• [PAGE]
It seems unusual, but there are occasions where a landlord might not want to accept rent - such as when a tenant is in the process of being evicted.

This necessity dates back to the Law of Property Act 1925, in which it is stated (in section 54) that a tenant remaining in a property, in exchange for rent, will result in a “creation by parol” (orally) of a lease. In modern terms, continuing to accept rent after a tenancy ends implies that a periodic tenancy exists.

Under the law, a deed need only exist if:

  • the term exceeds three years
  • the tenancy does not start immediately
  • a rent other than market rent (“the best rent which can be reasonably obtained”) is charged

The periodic tenancy runs from rent due date to rent due date, which will usually be monthly. Unless your tenant pays rent triennially, or less frequently, a binding agreement will be created, paperwork or no. Under section 5 of the Housing Act 1988, when a periodic tenancy is created, the tenant is still entitled to the same security of tenure and quiet enjoyment of the property.

Issuing a Section 8 notice is one of the ways a tenancy can end; when it expires, the tenancy is terminated. Therefore, accepting rent and implying a new periodic tenancy may jeopardise a Section 8 possession claim in the eyes of the law.

Mesne profits

Mesne profits (pronounced ‘mean’ profits, and also known as ‘occupation charges’) are a handy hangover from old feudal law that still informs much of today’s legislation. Mesne profits represent the value that a tenant derives from the occupation of a property between the time a tenancy ends and the time the tenant leaves.

If, following the issue of a Section 8 notice, you wish to accept rent as mesne profits, do not continue to accept rent under the old terms of your contract. Instead, write to your tenant informing them that they should continue to pay an occupation charge equal to the sum of the original rent, at the original intervals, but that the charge should not be taken as intention to create a new tenancy.

Send this letter by recorded delivery and keep a copy for yourself.

What about a Section 21?

A Section 21 notice does not have an expiry date, and therefore does not end a tenancy – the tenancy only ends when a court awards possession.

Additionally, the Local Government and Housing Act 1989added an amendment to Section 21 of the Housing Act 1988 to the effect that periodic tenancies, “whether statutory or not”, were exempt from the original stipulation that no further tenancy should be in effect if a court is to grant a possession order.

You shouldn’t therefore need to be as cautious with a Section 21; of course, the law is only ever as rigid as a judge’s interpretation. You may wish to treat money given to you by your tenant after serving them with a Section 21 as mesne profits regardless. Remember, if in doubt; seek advice from a professional property solicitor.

• [GIVEN REQUEST 1]
Copy the entries word for word, from their first line up to and including the line with "515, 94, 527]".

• [INPUT RECORDS]
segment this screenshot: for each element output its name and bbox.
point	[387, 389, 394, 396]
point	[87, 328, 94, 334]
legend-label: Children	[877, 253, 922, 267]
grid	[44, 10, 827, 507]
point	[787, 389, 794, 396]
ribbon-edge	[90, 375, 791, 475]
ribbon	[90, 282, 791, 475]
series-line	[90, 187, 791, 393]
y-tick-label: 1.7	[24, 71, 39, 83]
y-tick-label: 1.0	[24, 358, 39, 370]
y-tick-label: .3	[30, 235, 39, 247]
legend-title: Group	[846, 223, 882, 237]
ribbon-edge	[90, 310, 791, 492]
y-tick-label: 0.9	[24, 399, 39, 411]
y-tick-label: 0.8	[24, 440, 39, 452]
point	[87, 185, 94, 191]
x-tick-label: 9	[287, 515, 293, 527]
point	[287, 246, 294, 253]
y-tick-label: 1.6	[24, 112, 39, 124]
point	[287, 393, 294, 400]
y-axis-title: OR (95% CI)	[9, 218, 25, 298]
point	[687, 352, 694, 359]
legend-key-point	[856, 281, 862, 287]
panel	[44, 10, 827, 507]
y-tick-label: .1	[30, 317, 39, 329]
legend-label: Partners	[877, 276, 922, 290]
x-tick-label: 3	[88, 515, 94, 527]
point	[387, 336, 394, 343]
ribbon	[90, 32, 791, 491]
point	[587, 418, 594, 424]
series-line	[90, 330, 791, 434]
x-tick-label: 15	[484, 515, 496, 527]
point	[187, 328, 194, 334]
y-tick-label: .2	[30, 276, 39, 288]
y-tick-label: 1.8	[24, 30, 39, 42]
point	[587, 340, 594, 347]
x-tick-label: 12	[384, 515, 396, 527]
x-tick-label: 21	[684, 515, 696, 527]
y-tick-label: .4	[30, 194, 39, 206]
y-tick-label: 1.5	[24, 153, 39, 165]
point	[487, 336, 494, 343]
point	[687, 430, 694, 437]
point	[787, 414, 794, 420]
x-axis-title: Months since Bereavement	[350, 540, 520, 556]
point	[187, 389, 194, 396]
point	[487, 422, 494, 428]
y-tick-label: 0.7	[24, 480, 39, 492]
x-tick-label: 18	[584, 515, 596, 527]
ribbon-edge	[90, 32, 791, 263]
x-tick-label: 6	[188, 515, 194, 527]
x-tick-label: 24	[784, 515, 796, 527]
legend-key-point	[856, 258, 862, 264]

• [GIVEN REQUEST 2]
In the article on landlords accepting rent during eviction, what other name is given for mesne profits?

• [CORRECT RESULT 1]
segment this screenshot: for each element output its name and bbox.
point	[387, 389, 394, 396]
point	[87, 328, 94, 334]
legend-label: Children	[877, 253, 922, 267]
grid	[44, 10, 827, 507]
point	[787, 389, 794, 396]
ribbon-edge	[90, 375, 791, 475]
ribbon	[90, 282, 791, 475]
series-line	[90, 187, 791, 393]
y-tick-label: 1.7	[24, 71, 39, 83]
y-tick-label: 1.0	[24, 358, 39, 370]
y-tick-label: .3	[30, 235, 39, 247]
legend-title: Group	[846, 223, 882, 237]
ribbon-edge	[90, 310, 791, 492]
y-tick-label: 0.9	[24, 399, 39, 411]
y-tick-label: 0.8	[24, 440, 39, 452]
point	[87, 185, 94, 191]
x-tick-label: 9	[287, 515, 293, 527]
point	[287, 246, 294, 253]
y-tick-label: 1.6	[24, 112, 39, 124]
point	[287, 393, 294, 400]
y-axis-title: OR (95% CI)	[9, 218, 25, 298]
point	[687, 352, 694, 359]
legend-key-point	[856, 281, 862, 287]
panel	[44, 10, 827, 507]
y-tick-label: .1	[30, 317, 39, 329]
legend-label: Partners	[877, 276, 922, 290]
x-tick-label: 3	[88, 515, 94, 527]

• [CORRECT RESULT 2]
Occupation charges.